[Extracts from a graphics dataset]
++++++

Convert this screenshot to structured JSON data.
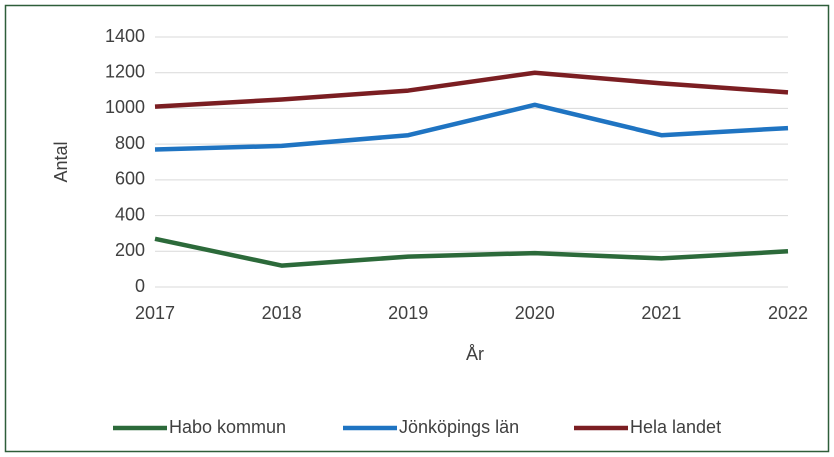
{
  "chart_data": {
    "type": "line",
    "x": [
      2017,
      2018,
      2019,
      2020,
      2021,
      2022
    ],
    "xlim": [
      2017,
      2022
    ],
    "xticks": [
      2017,
      2018,
      2019,
      2020,
      2021,
      2022
    ],
    "ylim": [
      0,
      1400
    ],
    "yticks": [
      0,
      200,
      400,
      600,
      800,
      1000,
      1200,
      1400
    ],
    "xlabel": "År",
    "ylabel": "Antal",
    "grid": true,
    "legend": "bottom",
    "series": [
      {
        "name": "Habo kommun",
        "color": "#2c6a3a",
        "values": [
          270,
          120,
          170,
          190,
          160,
          200
        ]
      },
      {
        "name": "Jönköpings län",
        "color": "#1f74c2",
        "values": [
          770,
          790,
          850,
          1020,
          850,
          890
        ]
      },
      {
        "name": "Hela landet",
        "color": "#7b1e22",
        "values": [
          1010,
          1050,
          1100,
          1200,
          1140,
          1090
        ]
      }
    ]
  }
}
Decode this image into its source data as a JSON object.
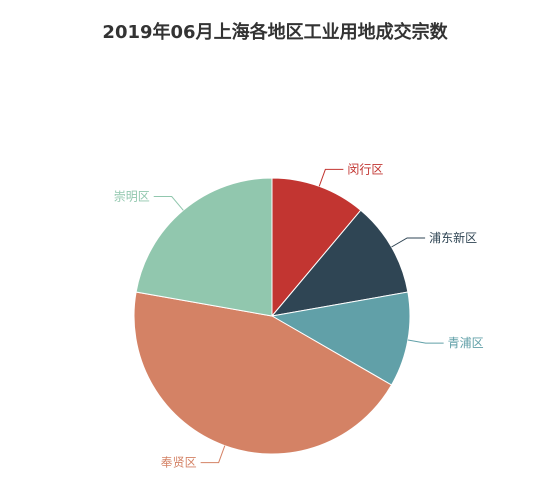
{
  "chart_data": {
    "type": "pie",
    "title": "2019年06月上海各地区工业用地成交宗数",
    "slices": [
      {
        "label": "闵行区",
        "value": 1,
        "color": "#c23531"
      },
      {
        "label": "浦东新区",
        "value": 1,
        "color": "#2f4554"
      },
      {
        "label": "青浦区",
        "value": 1,
        "color": "#61a0a8"
      },
      {
        "label": "奉贤区",
        "value": 4,
        "color": "#d48265"
      },
      {
        "label": "崇明区",
        "value": 2,
        "color": "#91c7ae"
      }
    ],
    "legend": "none"
  }
}
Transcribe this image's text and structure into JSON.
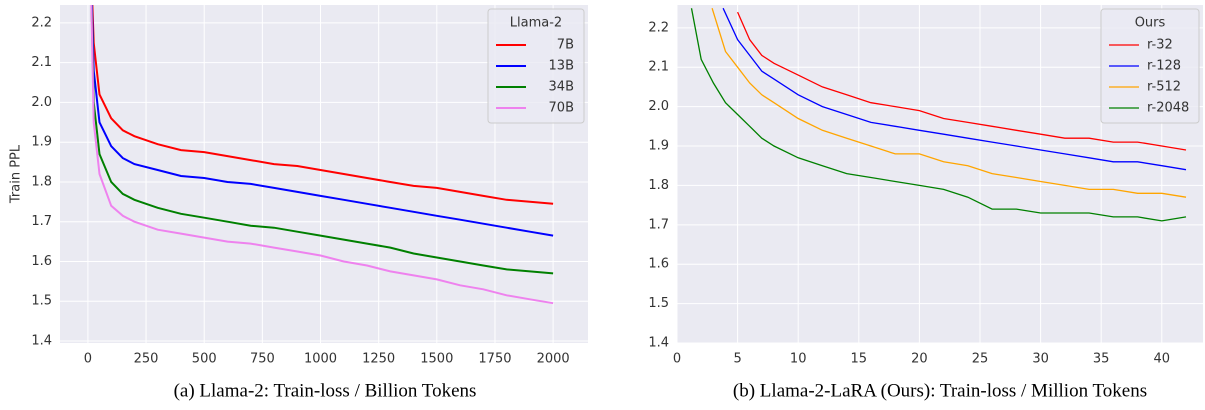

++++++

Except for the pictures, reproduce every line exactly.

● **Result of this task**:
Convert this screenshot to structured JSON data.
{
  "chart_data": {
    "type": "line",
    "x": [
      2017,
      2018,
      2019,
      2020,
      2021,
      2022
    ],
    "xlim": [
      2017,
      2022
    ],
    "xticks": [
      2017,
      2018,
      2019,
      2020,
      2021,
      2022
    ],
    "ylim": [
      0,
      1400
    ],
    "yticks": [
      0,
      200,
      400,
      600,
      800,
      1000,
      1200,
      1400
    ],
    "xlabel": "År",
    "ylabel": "Antal",
    "grid": true,
    "legend": "bottom",
    "series": [
      {
        "name": "Habo kommun",
        "color": "#2c6a3a",
        "values": [
          270,
          120,
          170,
          190,
          160,
          200
        ]
      },
      {
        "name": "Jönköpings län",
        "color": "#1f74c2",
        "values": [
          770,
          790,
          850,
          1020,
          850,
          890
        ]
      },
      {
        "name": "Hela landet",
        "color": "#7b1e22",
        "values": [
          1010,
          1050,
          1100,
          1200,
          1140,
          1090
        ]
      }
    ]
  }
}
Decode this image into its source data as a JSON object.
{
  "chart_data": {
    "type": "pie",
    "title": "2019年06月上海各地区工业用地成交宗数",
    "slices": [
      {
        "label": "闵行区",
        "value": 1,
        "color": "#c23531"
      },
      {
        "label": "浦东新区",
        "value": 1,
        "color": "#2f4554"
      },
      {
        "label": "青浦区",
        "value": 1,
        "color": "#61a0a8"
      },
      {
        "label": "奉贤区",
        "value": 4,
        "color": "#d48265"
      },
      {
        "label": "崇明区",
        "value": 2,
        "color": "#91c7ae"
      }
    ],
    "legend": "none"
  }
}
Transcribe this image's text and structure into JSON.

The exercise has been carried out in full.